━━ Material provided ━━

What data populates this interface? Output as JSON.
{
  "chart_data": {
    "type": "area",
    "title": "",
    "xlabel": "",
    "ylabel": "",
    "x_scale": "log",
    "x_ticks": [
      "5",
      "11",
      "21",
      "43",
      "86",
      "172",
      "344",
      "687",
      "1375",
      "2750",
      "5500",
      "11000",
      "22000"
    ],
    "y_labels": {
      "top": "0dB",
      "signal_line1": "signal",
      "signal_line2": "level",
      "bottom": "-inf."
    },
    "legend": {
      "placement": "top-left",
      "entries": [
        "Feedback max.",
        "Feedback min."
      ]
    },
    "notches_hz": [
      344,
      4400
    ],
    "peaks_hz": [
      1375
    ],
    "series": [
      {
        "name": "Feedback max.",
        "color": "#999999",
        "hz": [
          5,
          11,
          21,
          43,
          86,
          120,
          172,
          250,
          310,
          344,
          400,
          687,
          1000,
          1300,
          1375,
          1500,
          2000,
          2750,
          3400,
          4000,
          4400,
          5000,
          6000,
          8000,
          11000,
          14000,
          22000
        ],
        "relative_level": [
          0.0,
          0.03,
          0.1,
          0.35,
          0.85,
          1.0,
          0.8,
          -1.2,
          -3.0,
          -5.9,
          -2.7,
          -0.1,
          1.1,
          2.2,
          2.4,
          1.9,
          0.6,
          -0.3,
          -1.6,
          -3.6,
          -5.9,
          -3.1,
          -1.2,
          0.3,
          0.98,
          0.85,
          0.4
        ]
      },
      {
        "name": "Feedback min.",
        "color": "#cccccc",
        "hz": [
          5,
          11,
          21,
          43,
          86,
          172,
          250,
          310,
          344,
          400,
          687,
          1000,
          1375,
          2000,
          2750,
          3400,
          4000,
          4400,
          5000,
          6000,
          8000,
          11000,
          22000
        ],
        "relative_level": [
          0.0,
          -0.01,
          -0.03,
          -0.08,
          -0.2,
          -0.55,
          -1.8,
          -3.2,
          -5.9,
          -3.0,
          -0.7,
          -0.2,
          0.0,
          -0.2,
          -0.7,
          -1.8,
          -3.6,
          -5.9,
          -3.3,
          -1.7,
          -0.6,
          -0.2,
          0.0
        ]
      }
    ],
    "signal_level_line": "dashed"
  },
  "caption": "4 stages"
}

━━━

▶ **Set problem**:
Exactly as they are written, print the entries again.

▶ **Answer to the problem**:
What data populates this interface? Output as JSON.
{
  "chart_data": {
    "type": "area",
    "title": "",
    "xlabel": "",
    "ylabel": "",
    "x_scale": "log",
    "x_ticks": [
      "5",
      "11",
      "21",
      "43",
      "86",
      "172",
      "344",
      "687",
      "1375",
      "2750",
      "5500",
      "11000",
      "22000"
    ],
    "y_labels": {
      "top": "0dB",
      "signal_line1": "signal",
      "signal_line2": "level",
      "bottom": "-inf."
    },
    "legend": {
      "placement": "top-left",
      "entries": [
        "Feedback max.",
        "Feedback min."
      ]
    },
    "notches_hz": [
      344,
      4400
    ],
    "peaks_hz": [
      1375
    ],
    "series": [
      {
        "name": "Feedback max.",
        "color": "#999999",
        "hz": [
          5,
          11,
          21,
          43,
          86,
          120,
          172,
          250,
          310,
          344,
          400,
          687,
          1000,
          1300,
          1375,
          1500,
          2000,
          2750,
          3400,
          4000,
          4400,
          5000,
          6000,
          8000,
          11000,
          14000,
          22000
        ],
        "relative_level": [
          0.0,
          0.03,
          0.1,
          0.35,
          0.85,
          1.0,
          0.8,
          -1.2,
          -3.0,
          -5.9,
          -2.7,
          -0.1,
          1.1,
          2.2,
          2.4,
          1.9,
          0.6,
          -0.3,
          -1.6,
          -3.6,
          -5.9,
          -3.1,
          -1.2,
          0.3,
          0.98,
          0.85,
          0.4
        ]
      },
      {
        "name": "Feedback min.",
        "color": "#cccccc",
        "hz": [
          5,
          11,
          21,
          43,
          86,
          172,
          250,
          310,
          344,
          400,
          687,
          1000,
          1375,
          2000,
          2750,
          3400,
          4000,
          4400,
          5000,
          6000,
          8000,
          11000,
          22000
        ],
        "relative_level": [
          0.0,
          -0.01,
          -0.03,
          -0.08,
          -0.2,
          -0.55,
          -1.8,
          -3.2,
          -5.9,
          -3.0,
          -0.7,
          -0.2,
          0.0,
          -0.2,
          -0.7,
          -1.8,
          -3.6,
          -5.9,
          -3.3,
          -1.7,
          -0.6,
          -0.2,
          0.0
        ]
      }
    ],
    "signal_level_line": "dashed"
  },
  "caption": "4 stages"
}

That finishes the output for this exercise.